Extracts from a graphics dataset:
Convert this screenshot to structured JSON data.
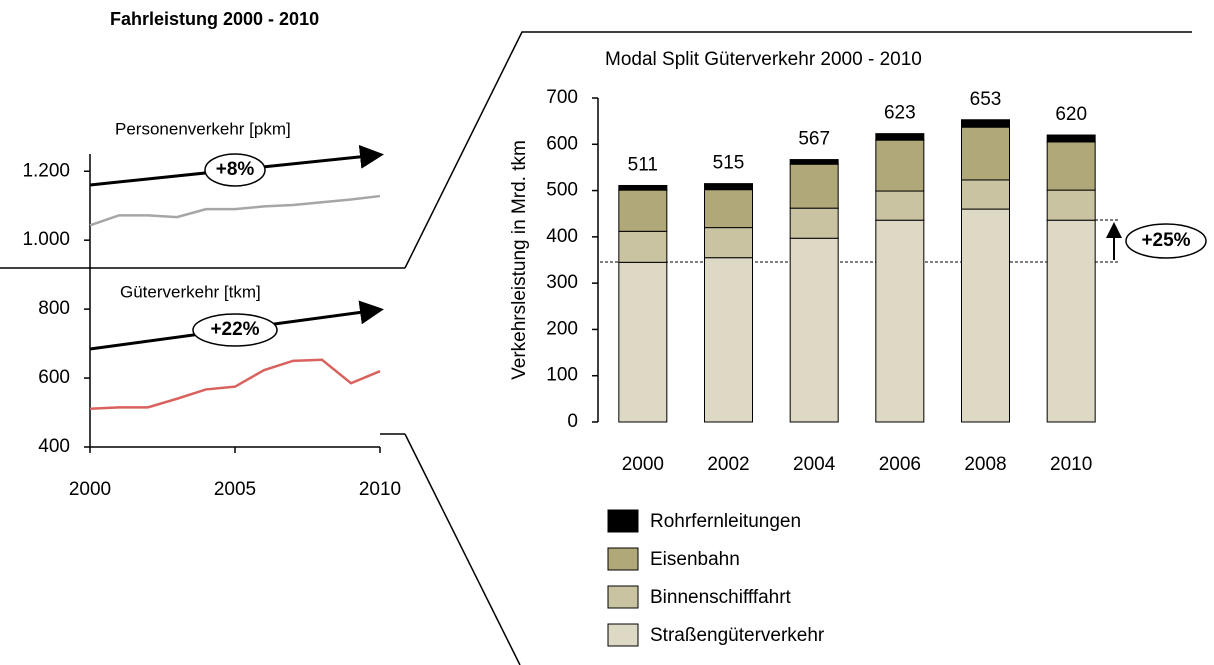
{
  "chart_data": [
    {
      "type": "line",
      "title": "Fahrleistung 2000 - 2010",
      "x": [
        2000,
        2001,
        2002,
        2003,
        2004,
        2005,
        2006,
        2007,
        2008,
        2009,
        2010
      ],
      "series": [
        {
          "name": "Personenverkehr [pkm]",
          "color": "#a6a6a6",
          "values": [
            1043,
            1072,
            1072,
            1067,
            1090,
            1090,
            1098,
            1102,
            1110,
            1118,
            1128
          ]
        },
        {
          "name": "Güterverkehr [tkm]",
          "color": "#d9625e",
          "values": [
            511,
            515,
            515,
            540,
            567,
            575,
            623,
            650,
            653,
            585,
            620
          ]
        }
      ],
      "annotations": [
        "+8%",
        "+22%"
      ],
      "xlim": [
        2000,
        2010
      ],
      "xticks": [
        2000,
        2005,
        2010
      ],
      "ylim": [
        400,
        1250
      ],
      "yticks": [
        400,
        600,
        800,
        {
          "value": 1000,
          "label": "1.000"
        },
        {
          "value": 1200,
          "label": "1.200"
        }
      ]
    },
    {
      "type": "bar",
      "title": "Modal Split Güterverkehr 2000 - 2010",
      "y_label": "Verkehrsleistung in Mrd. tkm",
      "categories": [
        "2000",
        "2002",
        "2004",
        "2006",
        "2008",
        "2010"
      ],
      "stacked": true,
      "series": [
        {
          "name": "Straßengüterverkehr",
          "color": "#ddd9c4",
          "values": [
            345,
            355,
            397,
            436,
            460,
            436
          ]
        },
        {
          "name": "Binnenschifffahrt",
          "color": "#c9c3a1",
          "values": [
            67,
            65,
            65,
            63,
            63,
            65
          ]
        },
        {
          "name": "Eisenbahn",
          "color": "#b1a87a",
          "values": [
            89,
            82,
            95,
            110,
            114,
            104
          ]
        },
        {
          "name": "Rohrfernleitungen",
          "color": "#000000",
          "values": [
            10,
            13,
            10,
            14,
            16,
            15
          ]
        }
      ],
      "totals": [
        511,
        515,
        567,
        623,
        653,
        620
      ],
      "annotations": [
        "+25%"
      ],
      "ylim": [
        0,
        700
      ],
      "yticks": [
        0,
        100,
        200,
        300,
        400,
        500,
        600,
        700
      ]
    }
  ]
}
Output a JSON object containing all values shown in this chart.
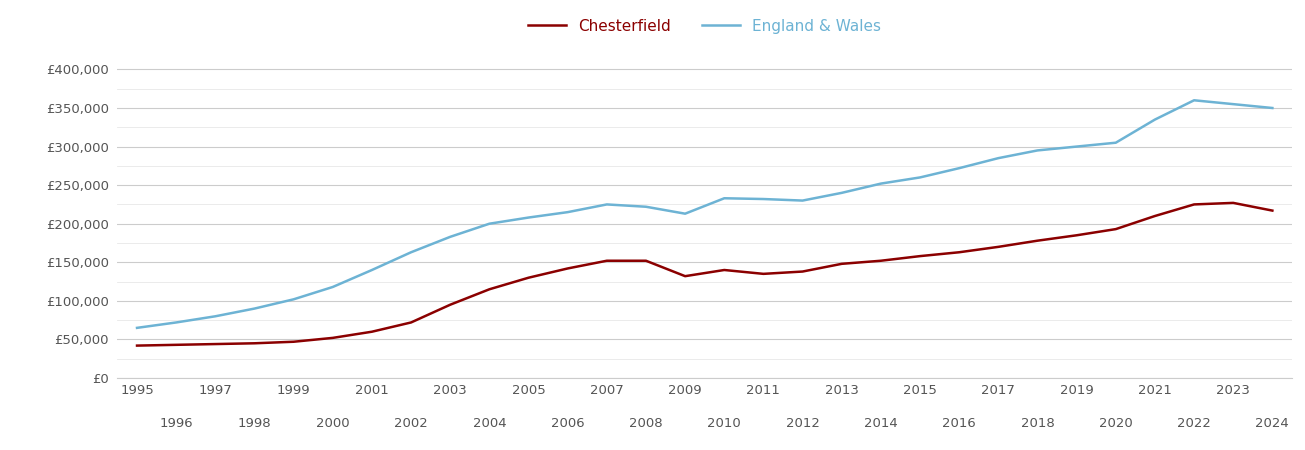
{
  "chesterfield": {
    "years": [
      1995,
      1996,
      1997,
      1998,
      1999,
      2000,
      2001,
      2002,
      2003,
      2004,
      2005,
      2006,
      2007,
      2008,
      2009,
      2010,
      2011,
      2012,
      2013,
      2014,
      2015,
      2016,
      2017,
      2018,
      2019,
      2020,
      2021,
      2022,
      2023,
      2024
    ],
    "values": [
      42000,
      43000,
      44000,
      45000,
      47000,
      52000,
      60000,
      72000,
      95000,
      115000,
      130000,
      142000,
      152000,
      152000,
      132000,
      140000,
      135000,
      138000,
      148000,
      152000,
      158000,
      163000,
      170000,
      178000,
      185000,
      193000,
      210000,
      225000,
      227000,
      217000
    ]
  },
  "england_wales": {
    "years": [
      1995,
      1996,
      1997,
      1998,
      1999,
      2000,
      2001,
      2002,
      2003,
      2004,
      2005,
      2006,
      2007,
      2008,
      2009,
      2010,
      2011,
      2012,
      2013,
      2014,
      2015,
      2016,
      2017,
      2018,
      2019,
      2020,
      2021,
      2022,
      2023,
      2024
    ],
    "values": [
      65000,
      72000,
      80000,
      90000,
      102000,
      118000,
      140000,
      163000,
      183000,
      200000,
      208000,
      215000,
      225000,
      222000,
      213000,
      233000,
      232000,
      230000,
      240000,
      252000,
      260000,
      272000,
      285000,
      295000,
      300000,
      305000,
      335000,
      360000,
      355000,
      350000
    ]
  },
  "chesterfield_color": "#8b0000",
  "england_wales_color": "#6db3d4",
  "background_color": "#ffffff",
  "major_grid_color": "#cccccc",
  "minor_grid_color": "#e8e8e8",
  "ylim": [
    0,
    420000
  ],
  "yticks": [
    0,
    50000,
    100000,
    150000,
    200000,
    250000,
    300000,
    350000,
    400000
  ],
  "odd_years": [
    1995,
    1997,
    1999,
    2001,
    2003,
    2005,
    2007,
    2009,
    2011,
    2013,
    2015,
    2017,
    2019,
    2021,
    2023
  ],
  "even_years": [
    1996,
    1998,
    2000,
    2002,
    2004,
    2006,
    2008,
    2010,
    2012,
    2014,
    2016,
    2018,
    2020,
    2022,
    2024
  ],
  "legend_labels": [
    "Chesterfield",
    "England & Wales"
  ],
  "tick_color": "#555555",
  "tick_fontsize": 9.5,
  "legend_fontsize": 11
}
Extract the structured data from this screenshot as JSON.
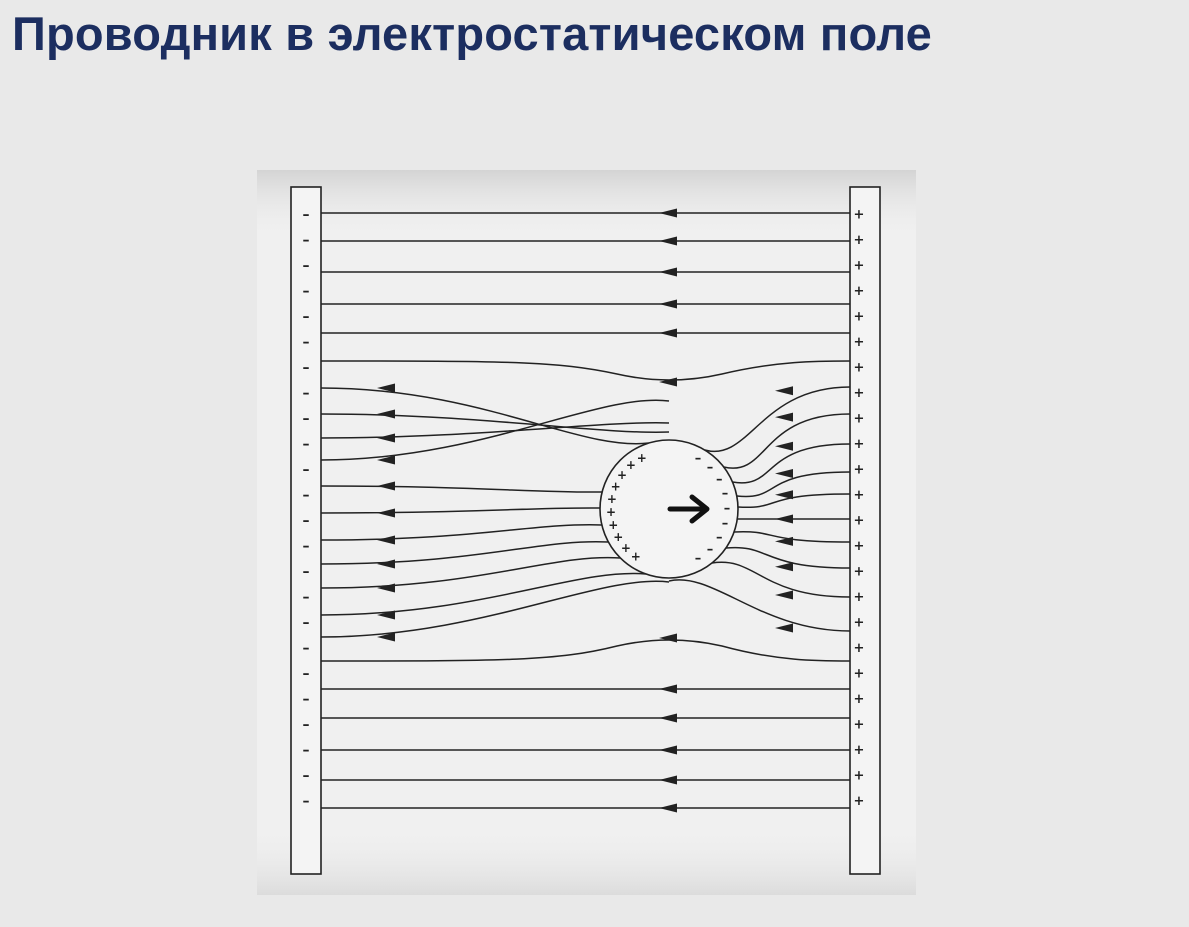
{
  "slide": {
    "title": "Проводник в электростатическом поле"
  },
  "diagram": {
    "left_plate_sign": "–",
    "right_plate_sign": "+",
    "sphere_left_sign": "+",
    "sphere_right_sign": "–",
    "colors": {
      "title": "#1c2e60",
      "background": "#e9e9e9",
      "panel": "#f0f0f0",
      "line": "#222222"
    }
  }
}
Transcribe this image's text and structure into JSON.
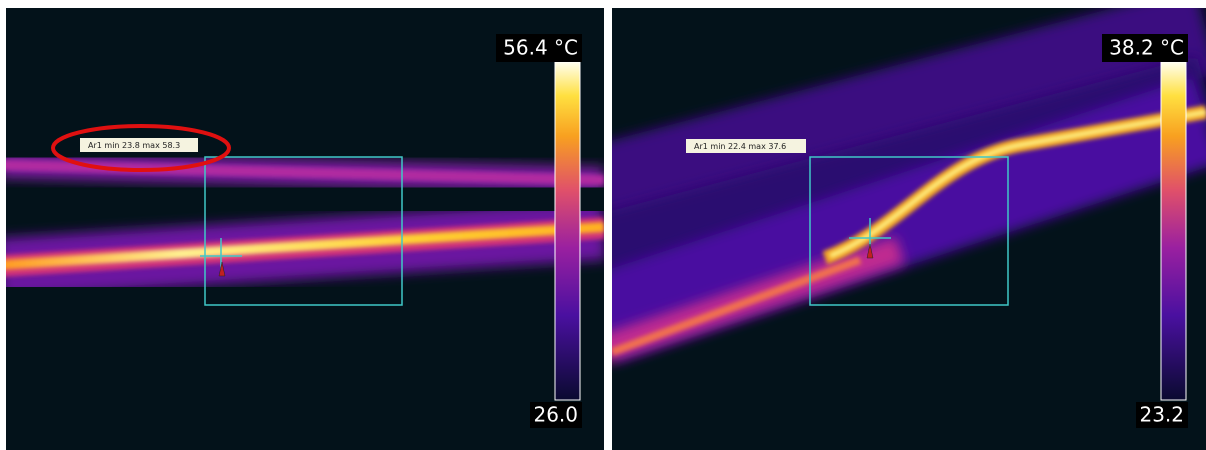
{
  "panels": [
    {
      "scale_max": "56.4 °C",
      "scale_min": "26.0",
      "area_label": "Ar1 min 23.8 max 58.3"
    },
    {
      "scale_max": "38.2 °C",
      "scale_min": "23.2",
      "area_label": "Ar1 min 22.4 max 37.6"
    }
  ]
}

PROMPT =>
Look over the listing. Pull out every line with the string "JSON" in it.

RESPONSE =>
Convert this screenshot to structured JSON data.
Output a JSON object containing all values shown in this chart.
Extract the structured data from this screenshot as JSON.
Transcribe this image's text and structure into JSON.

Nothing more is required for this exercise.